━━━━━ DATASET RECORDS
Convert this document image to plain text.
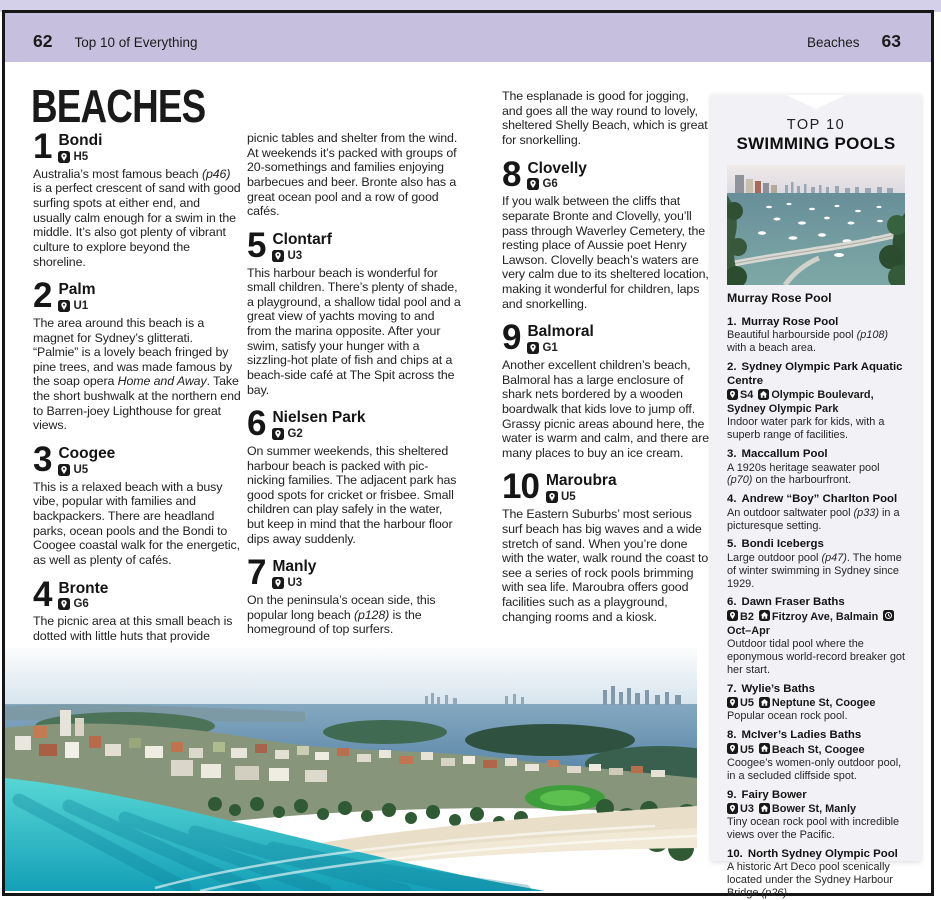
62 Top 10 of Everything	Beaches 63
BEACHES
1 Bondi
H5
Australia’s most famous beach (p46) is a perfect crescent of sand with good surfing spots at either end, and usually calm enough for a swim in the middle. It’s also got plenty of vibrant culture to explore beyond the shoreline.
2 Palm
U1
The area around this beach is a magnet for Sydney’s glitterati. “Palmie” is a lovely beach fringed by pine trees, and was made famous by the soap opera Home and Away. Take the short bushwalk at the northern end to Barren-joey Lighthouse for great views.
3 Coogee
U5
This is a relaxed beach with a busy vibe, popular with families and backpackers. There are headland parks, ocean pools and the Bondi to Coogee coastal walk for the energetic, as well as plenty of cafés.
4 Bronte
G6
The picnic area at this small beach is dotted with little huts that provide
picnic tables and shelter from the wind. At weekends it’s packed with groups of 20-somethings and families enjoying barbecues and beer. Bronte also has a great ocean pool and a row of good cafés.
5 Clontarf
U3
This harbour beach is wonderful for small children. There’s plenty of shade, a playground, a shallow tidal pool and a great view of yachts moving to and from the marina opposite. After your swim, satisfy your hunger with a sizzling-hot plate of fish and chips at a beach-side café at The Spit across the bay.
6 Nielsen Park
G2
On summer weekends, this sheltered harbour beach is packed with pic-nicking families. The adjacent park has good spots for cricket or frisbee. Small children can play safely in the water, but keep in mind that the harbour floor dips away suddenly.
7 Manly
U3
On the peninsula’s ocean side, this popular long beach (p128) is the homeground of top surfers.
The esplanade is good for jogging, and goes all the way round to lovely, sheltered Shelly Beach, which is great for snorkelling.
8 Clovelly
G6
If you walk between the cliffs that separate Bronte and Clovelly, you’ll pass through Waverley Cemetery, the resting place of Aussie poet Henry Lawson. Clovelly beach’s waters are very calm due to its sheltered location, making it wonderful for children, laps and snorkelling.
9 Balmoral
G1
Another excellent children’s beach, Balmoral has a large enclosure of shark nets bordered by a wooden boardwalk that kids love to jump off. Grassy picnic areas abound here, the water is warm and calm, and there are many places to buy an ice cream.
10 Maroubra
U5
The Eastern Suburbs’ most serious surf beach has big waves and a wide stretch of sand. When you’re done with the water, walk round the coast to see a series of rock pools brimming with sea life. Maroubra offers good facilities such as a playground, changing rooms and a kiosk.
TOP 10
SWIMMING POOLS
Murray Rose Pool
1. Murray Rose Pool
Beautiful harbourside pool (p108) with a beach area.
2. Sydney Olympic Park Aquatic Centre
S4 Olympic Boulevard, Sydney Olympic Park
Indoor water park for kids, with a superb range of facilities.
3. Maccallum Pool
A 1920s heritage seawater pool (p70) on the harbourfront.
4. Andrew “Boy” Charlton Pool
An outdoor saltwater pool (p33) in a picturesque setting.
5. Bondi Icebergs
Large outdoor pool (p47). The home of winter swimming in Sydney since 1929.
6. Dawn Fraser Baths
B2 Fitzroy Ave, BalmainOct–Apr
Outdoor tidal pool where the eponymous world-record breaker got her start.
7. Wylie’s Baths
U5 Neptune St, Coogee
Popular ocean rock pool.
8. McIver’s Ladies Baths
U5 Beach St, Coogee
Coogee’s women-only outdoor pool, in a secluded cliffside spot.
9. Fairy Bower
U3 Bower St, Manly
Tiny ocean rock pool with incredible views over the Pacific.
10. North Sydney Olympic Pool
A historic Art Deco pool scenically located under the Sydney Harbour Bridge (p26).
━━━━━━━━━━
━━━━━ DATASET RECORDS
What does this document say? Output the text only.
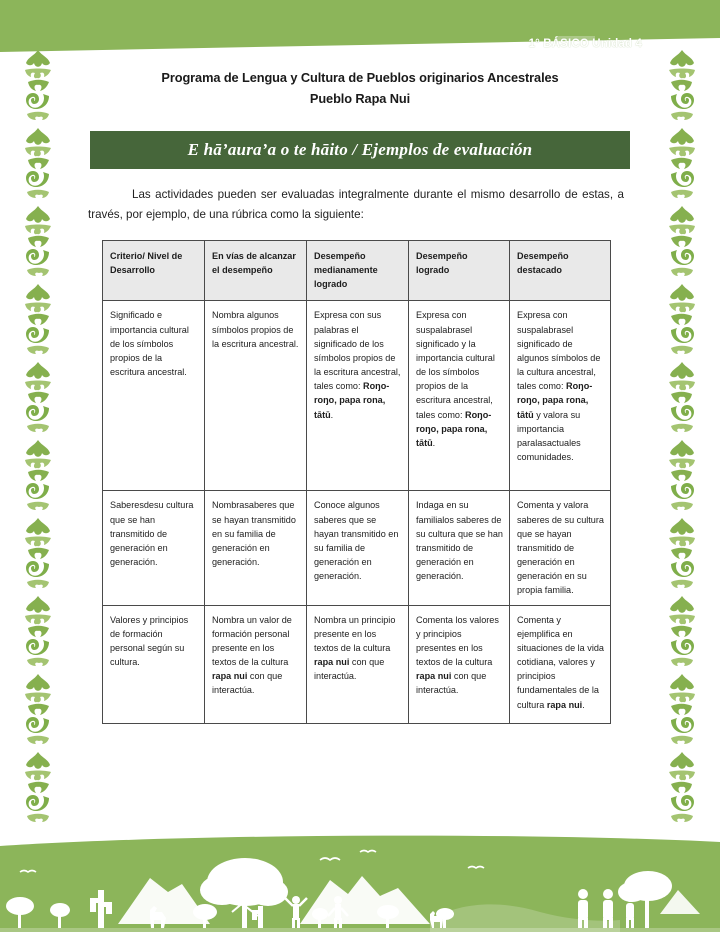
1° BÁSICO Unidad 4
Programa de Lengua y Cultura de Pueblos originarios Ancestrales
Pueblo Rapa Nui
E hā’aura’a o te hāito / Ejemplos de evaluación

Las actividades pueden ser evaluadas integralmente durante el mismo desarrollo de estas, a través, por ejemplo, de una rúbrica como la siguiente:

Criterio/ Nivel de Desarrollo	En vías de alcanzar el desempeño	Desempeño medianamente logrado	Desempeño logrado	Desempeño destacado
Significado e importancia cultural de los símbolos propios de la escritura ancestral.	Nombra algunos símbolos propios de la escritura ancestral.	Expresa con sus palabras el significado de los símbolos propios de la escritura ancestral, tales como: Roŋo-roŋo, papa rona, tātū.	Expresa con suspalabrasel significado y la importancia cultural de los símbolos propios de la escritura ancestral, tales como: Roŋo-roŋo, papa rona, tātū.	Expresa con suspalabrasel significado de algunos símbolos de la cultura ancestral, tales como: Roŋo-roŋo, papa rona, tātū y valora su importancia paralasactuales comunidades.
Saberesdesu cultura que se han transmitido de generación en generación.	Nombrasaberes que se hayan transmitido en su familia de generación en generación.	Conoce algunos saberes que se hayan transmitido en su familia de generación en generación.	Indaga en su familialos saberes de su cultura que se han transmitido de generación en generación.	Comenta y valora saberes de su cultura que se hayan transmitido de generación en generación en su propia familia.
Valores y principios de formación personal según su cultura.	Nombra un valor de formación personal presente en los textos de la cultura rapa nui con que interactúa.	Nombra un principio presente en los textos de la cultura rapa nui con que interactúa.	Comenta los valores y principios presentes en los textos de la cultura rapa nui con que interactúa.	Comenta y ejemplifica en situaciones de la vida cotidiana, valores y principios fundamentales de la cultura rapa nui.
━━━━━━━━━━
*AIM OF THE TASK*. Copy and report every line where the word "document" is present.

*THE RESPONSE*.
Convert this document image to plain text.
What does this document say? Output the text only.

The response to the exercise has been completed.